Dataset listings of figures
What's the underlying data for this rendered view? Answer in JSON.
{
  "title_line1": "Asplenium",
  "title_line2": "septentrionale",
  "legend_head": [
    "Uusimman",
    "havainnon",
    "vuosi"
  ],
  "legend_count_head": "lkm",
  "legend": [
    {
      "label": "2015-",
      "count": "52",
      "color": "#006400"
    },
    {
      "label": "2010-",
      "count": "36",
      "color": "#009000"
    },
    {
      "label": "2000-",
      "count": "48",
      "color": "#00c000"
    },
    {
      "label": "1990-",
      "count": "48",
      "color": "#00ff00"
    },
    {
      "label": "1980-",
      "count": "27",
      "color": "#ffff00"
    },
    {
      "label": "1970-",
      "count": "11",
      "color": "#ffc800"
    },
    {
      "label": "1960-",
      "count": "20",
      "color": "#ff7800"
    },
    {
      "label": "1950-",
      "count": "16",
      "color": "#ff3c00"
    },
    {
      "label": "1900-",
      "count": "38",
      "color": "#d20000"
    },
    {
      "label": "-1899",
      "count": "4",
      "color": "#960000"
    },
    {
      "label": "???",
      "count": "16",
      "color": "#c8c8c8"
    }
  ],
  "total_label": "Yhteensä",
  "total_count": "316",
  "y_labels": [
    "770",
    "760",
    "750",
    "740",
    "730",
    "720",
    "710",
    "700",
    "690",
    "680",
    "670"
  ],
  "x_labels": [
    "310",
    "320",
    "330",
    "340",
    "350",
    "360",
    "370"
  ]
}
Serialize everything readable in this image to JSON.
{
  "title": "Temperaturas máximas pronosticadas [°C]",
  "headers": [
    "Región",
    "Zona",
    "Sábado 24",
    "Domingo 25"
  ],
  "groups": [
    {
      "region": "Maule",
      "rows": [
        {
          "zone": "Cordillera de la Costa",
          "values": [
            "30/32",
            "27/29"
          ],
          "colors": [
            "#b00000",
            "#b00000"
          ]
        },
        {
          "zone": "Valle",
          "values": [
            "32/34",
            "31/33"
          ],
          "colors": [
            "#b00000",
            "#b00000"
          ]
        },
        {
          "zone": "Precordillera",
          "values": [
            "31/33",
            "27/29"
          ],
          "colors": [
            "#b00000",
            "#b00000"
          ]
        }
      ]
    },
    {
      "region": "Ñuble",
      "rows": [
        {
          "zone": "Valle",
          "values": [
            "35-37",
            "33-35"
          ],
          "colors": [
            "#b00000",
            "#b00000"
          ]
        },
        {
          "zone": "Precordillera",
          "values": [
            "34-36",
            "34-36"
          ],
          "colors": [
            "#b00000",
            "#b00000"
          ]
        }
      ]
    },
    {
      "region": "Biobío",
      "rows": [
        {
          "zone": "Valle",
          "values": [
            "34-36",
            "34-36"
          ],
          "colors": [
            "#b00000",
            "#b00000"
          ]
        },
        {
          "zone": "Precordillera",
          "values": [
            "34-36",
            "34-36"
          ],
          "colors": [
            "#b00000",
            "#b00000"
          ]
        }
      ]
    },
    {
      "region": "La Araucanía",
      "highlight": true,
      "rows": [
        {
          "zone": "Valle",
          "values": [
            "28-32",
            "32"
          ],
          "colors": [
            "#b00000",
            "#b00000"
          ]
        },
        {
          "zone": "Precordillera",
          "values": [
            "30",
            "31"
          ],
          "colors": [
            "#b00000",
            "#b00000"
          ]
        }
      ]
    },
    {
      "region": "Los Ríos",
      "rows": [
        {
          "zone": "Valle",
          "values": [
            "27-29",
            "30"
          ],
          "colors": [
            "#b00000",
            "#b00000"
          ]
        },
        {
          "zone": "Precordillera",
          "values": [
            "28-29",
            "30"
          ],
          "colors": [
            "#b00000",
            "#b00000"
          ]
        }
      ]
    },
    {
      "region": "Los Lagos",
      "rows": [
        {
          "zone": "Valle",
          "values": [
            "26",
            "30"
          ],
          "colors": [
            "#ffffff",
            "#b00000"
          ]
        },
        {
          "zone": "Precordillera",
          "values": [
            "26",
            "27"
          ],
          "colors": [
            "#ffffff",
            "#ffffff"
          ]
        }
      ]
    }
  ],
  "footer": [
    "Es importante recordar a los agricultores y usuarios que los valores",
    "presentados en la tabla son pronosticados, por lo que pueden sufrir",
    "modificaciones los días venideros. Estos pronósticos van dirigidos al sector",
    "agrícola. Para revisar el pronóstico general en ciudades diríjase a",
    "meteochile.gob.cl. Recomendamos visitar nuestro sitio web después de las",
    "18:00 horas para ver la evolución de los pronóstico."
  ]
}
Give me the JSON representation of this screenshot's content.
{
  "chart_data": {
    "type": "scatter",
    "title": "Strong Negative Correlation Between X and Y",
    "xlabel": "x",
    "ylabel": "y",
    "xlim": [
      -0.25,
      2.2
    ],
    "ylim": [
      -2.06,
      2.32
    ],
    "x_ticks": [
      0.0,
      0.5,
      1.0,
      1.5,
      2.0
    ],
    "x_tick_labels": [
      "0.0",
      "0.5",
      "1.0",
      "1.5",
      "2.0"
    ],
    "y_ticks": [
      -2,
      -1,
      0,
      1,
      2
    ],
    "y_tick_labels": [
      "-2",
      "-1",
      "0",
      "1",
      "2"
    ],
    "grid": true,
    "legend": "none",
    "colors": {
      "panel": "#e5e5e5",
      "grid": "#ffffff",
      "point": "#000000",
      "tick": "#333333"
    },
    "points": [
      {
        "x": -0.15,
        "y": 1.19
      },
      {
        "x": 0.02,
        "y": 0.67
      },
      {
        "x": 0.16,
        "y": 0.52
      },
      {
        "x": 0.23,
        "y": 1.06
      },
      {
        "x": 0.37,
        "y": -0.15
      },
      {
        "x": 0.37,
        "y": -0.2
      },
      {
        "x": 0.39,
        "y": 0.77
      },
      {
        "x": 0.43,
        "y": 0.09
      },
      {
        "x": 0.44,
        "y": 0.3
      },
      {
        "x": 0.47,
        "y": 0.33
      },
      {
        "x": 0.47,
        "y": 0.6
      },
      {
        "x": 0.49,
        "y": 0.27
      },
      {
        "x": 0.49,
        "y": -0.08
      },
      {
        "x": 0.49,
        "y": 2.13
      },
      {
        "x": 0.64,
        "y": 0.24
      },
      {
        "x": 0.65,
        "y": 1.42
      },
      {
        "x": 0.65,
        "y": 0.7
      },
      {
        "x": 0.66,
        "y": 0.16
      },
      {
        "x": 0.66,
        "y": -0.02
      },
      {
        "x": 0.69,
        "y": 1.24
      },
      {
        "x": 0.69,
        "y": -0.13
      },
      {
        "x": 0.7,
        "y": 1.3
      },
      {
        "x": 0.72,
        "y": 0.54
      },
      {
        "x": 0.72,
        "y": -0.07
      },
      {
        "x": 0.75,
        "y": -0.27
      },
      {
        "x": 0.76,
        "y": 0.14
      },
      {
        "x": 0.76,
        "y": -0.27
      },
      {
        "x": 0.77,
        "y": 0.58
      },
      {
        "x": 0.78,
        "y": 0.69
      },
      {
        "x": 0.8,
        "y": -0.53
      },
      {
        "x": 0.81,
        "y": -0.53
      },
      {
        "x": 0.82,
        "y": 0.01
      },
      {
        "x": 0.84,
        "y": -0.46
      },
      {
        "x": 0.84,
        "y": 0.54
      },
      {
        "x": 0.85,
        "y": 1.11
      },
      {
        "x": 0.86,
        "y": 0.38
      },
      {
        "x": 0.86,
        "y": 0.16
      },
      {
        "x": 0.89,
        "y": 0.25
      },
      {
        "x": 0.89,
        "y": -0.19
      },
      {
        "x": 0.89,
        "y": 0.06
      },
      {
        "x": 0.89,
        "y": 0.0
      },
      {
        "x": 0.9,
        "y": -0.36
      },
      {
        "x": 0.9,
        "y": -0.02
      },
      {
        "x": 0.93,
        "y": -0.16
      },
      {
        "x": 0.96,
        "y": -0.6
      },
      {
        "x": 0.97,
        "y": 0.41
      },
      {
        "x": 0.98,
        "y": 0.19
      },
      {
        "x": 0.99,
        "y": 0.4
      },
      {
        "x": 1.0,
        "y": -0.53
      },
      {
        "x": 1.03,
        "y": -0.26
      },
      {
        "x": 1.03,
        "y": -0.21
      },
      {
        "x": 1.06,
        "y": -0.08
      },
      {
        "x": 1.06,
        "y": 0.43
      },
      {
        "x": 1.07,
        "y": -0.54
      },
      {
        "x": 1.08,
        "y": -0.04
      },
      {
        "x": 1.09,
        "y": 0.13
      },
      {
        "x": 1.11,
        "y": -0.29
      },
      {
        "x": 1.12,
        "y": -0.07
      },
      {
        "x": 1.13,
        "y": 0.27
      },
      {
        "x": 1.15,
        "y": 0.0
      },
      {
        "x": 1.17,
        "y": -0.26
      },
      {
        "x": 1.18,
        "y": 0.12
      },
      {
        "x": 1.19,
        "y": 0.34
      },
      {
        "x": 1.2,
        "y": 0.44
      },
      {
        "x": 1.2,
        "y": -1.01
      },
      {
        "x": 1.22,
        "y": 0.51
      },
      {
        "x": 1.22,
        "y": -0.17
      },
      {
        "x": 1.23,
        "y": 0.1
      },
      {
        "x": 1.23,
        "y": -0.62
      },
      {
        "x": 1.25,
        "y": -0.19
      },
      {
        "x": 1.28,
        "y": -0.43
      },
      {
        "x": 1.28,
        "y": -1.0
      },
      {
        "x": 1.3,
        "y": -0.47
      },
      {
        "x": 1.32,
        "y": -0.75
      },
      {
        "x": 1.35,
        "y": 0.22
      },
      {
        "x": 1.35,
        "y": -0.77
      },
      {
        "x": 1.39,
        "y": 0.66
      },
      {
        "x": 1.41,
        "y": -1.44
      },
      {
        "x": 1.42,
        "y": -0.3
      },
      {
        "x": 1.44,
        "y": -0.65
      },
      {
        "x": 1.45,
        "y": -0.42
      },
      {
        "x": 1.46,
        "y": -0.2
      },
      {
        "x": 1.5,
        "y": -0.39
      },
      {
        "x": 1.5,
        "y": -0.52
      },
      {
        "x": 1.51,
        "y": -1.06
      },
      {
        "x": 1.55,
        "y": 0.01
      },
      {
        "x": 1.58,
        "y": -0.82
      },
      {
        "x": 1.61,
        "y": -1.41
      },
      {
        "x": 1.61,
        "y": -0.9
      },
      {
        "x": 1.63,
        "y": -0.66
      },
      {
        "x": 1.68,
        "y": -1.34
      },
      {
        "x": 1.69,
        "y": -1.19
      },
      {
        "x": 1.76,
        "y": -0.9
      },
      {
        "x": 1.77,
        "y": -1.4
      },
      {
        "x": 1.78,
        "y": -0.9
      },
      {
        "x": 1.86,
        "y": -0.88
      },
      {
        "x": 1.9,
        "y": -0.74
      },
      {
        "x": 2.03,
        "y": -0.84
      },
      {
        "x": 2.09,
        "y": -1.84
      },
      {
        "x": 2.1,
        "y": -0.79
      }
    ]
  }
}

» **Prompt**
Show every line from the entries above in which the word "JSON" appears.

» **Exercise response**
What's the underlying data for this rendered view? Answer in JSON.
Serialize everything readable in this image to JSON.
Give me the JSON representation of this screenshot's content.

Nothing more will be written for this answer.